Data tied to figure images:
>>
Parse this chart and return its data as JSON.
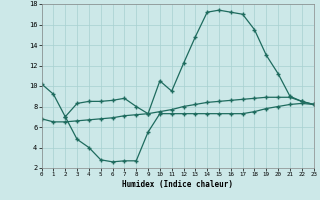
{
  "bg_color": "#cce8e8",
  "grid_color": "#a8d0d0",
  "line_color": "#1e6b5e",
  "xlabel": "Humidex (Indice chaleur)",
  "xlim": [
    0,
    23
  ],
  "ylim": [
    2,
    18
  ],
  "xticks": [
    0,
    1,
    2,
    3,
    4,
    5,
    6,
    7,
    8,
    9,
    10,
    11,
    12,
    13,
    14,
    15,
    16,
    17,
    18,
    19,
    20,
    21,
    22,
    23
  ],
  "yticks": [
    2,
    4,
    6,
    8,
    10,
    12,
    14,
    16,
    18
  ],
  "series": [
    {
      "x": [
        0,
        1,
        2,
        3,
        4,
        5,
        6,
        7,
        8,
        9,
        10,
        11,
        12,
        13,
        14,
        15,
        16,
        17,
        18,
        19,
        20,
        21,
        22,
        23
      ],
      "y": [
        10.2,
        9.2,
        7.0,
        8.3,
        8.5,
        8.5,
        8.6,
        8.8,
        8.0,
        7.3,
        10.5,
        9.5,
        12.2,
        14.8,
        17.2,
        17.4,
        17.2,
        17.0,
        15.5,
        13.0,
        11.2,
        9.0,
        8.5,
        8.2
      ]
    },
    {
      "x": [
        0,
        1,
        2,
        3,
        4,
        5,
        6,
        7,
        8,
        9,
        10,
        11,
        12,
        13,
        14,
        15,
        16,
        17,
        18,
        19,
        20,
        21,
        22,
        23
      ],
      "y": [
        6.8,
        6.5,
        6.5,
        6.6,
        6.7,
        6.8,
        6.9,
        7.1,
        7.2,
        7.3,
        7.5,
        7.7,
        8.0,
        8.2,
        8.4,
        8.5,
        8.6,
        8.7,
        8.8,
        8.9,
        8.9,
        8.9,
        8.5,
        8.2
      ]
    },
    {
      "x": [
        2,
        3,
        4,
        5,
        6,
        7,
        8,
        9,
        10,
        11,
        12,
        13,
        14,
        15,
        16,
        17,
        18,
        19,
        20,
        21,
        22,
        23
      ],
      "y": [
        7.0,
        4.8,
        4.0,
        2.8,
        2.6,
        2.7,
        2.7,
        5.5,
        7.3,
        7.3,
        7.3,
        7.3,
        7.3,
        7.3,
        7.3,
        7.3,
        7.5,
        7.8,
        8.0,
        8.2,
        8.3,
        8.2
      ]
    }
  ]
}
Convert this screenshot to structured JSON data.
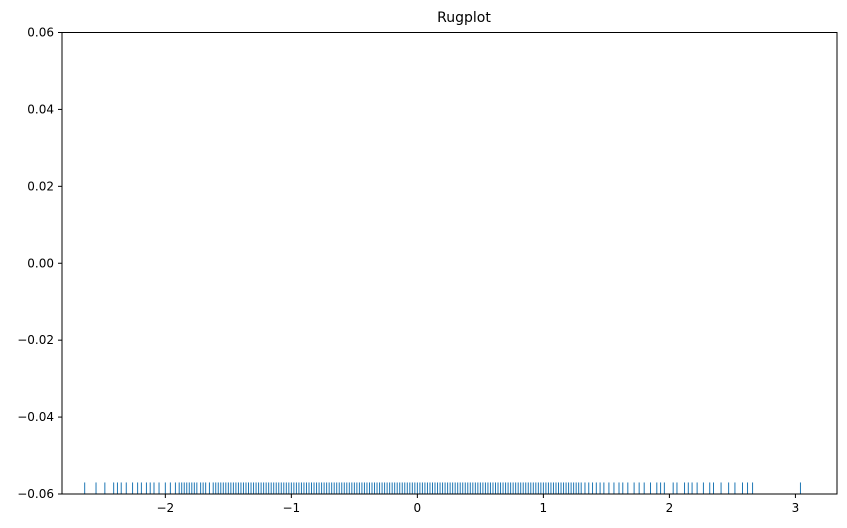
{
  "chart_data": {
    "type": "rugplot",
    "title": "Rugplot",
    "xlabel": "",
    "ylabel": "",
    "xlim": [
      -2.82,
      3.33
    ],
    "ylim": [
      -0.06,
      0.06
    ],
    "grid": false,
    "xticks": [
      -2,
      -1,
      0,
      1,
      2,
      3
    ],
    "xtick_labels": [
      "−2",
      "−1",
      "0",
      "1",
      "2",
      "3"
    ],
    "yticks": [
      -0.06,
      -0.04,
      -0.02,
      0.0,
      0.02,
      0.04,
      0.06
    ],
    "ytick_labels": [
      "−0.06",
      "−0.04",
      "−0.02",
      "0.00",
      "0.02",
      "0.04",
      "0.06"
    ],
    "rug_color": "#1f77b4",
    "rug_height_fraction": 0.025,
    "values": [
      -2.64,
      -2.55,
      -2.48,
      -2.41,
      -2.38,
      -2.35,
      -2.31,
      -2.26,
      -2.22,
      -2.19,
      -2.15,
      -2.12,
      -2.09,
      -2.05,
      -2.0,
      -1.96,
      -1.92,
      -1.89,
      -1.87,
      -1.85,
      -1.83,
      -1.81,
      -1.79,
      -1.77,
      -1.75,
      -1.72,
      -1.7,
      -1.68,
      -1.65,
      -1.62,
      -1.6,
      -1.58,
      -1.56,
      -1.54,
      -1.52,
      -1.5,
      -1.48,
      -1.46,
      -1.44,
      -1.42,
      -1.4,
      -1.38,
      -1.36,
      -1.34,
      -1.32,
      -1.3,
      -1.28,
      -1.26,
      -1.24,
      -1.22,
      -1.2,
      -1.18,
      -1.16,
      -1.14,
      -1.12,
      -1.1,
      -1.08,
      -1.06,
      -1.04,
      -1.02,
      -1.0,
      -0.98,
      -0.96,
      -0.94,
      -0.92,
      -0.9,
      -0.88,
      -0.86,
      -0.84,
      -0.82,
      -0.8,
      -0.78,
      -0.76,
      -0.74,
      -0.72,
      -0.7,
      -0.68,
      -0.66,
      -0.64,
      -0.62,
      -0.6,
      -0.58,
      -0.56,
      -0.54,
      -0.52,
      -0.5,
      -0.48,
      -0.46,
      -0.44,
      -0.42,
      -0.4,
      -0.38,
      -0.36,
      -0.34,
      -0.32,
      -0.3,
      -0.28,
      -0.26,
      -0.24,
      -0.22,
      -0.2,
      -0.18,
      -0.16,
      -0.14,
      -0.12,
      -0.1,
      -0.08,
      -0.06,
      -0.04,
      -0.02,
      0.0,
      0.02,
      0.04,
      0.06,
      0.08,
      0.1,
      0.12,
      0.14,
      0.16,
      0.18,
      0.2,
      0.22,
      0.24,
      0.26,
      0.28,
      0.3,
      0.32,
      0.34,
      0.36,
      0.38,
      0.4,
      0.42,
      0.44,
      0.46,
      0.48,
      0.5,
      0.52,
      0.54,
      0.56,
      0.58,
      0.6,
      0.62,
      0.64,
      0.66,
      0.68,
      0.7,
      0.72,
      0.74,
      0.76,
      0.78,
      0.8,
      0.82,
      0.84,
      0.86,
      0.88,
      0.9,
      0.92,
      0.94,
      0.96,
      0.98,
      1.0,
      1.02,
      1.04,
      1.06,
      1.08,
      1.1,
      1.12,
      1.14,
      1.16,
      1.18,
      1.2,
      1.22,
      1.24,
      1.26,
      1.28,
      1.3,
      1.33,
      1.36,
      1.39,
      1.42,
      1.45,
      1.48,
      1.52,
      1.56,
      1.6,
      1.63,
      1.67,
      1.72,
      1.76,
      1.8,
      1.85,
      1.9,
      1.93,
      1.96,
      2.03,
      2.06,
      2.12,
      2.15,
      2.18,
      2.22,
      2.27,
      2.32,
      2.35,
      2.41,
      2.47,
      2.52,
      2.58,
      2.62,
      2.66,
      3.04
    ]
  }
}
<<
### [Exercise aim]
Copy each line from the records above that includes the string "this".

### [Reply to the task]
Parse this chart and return its data as JSON.
Convert this screenshot to structured JSON data.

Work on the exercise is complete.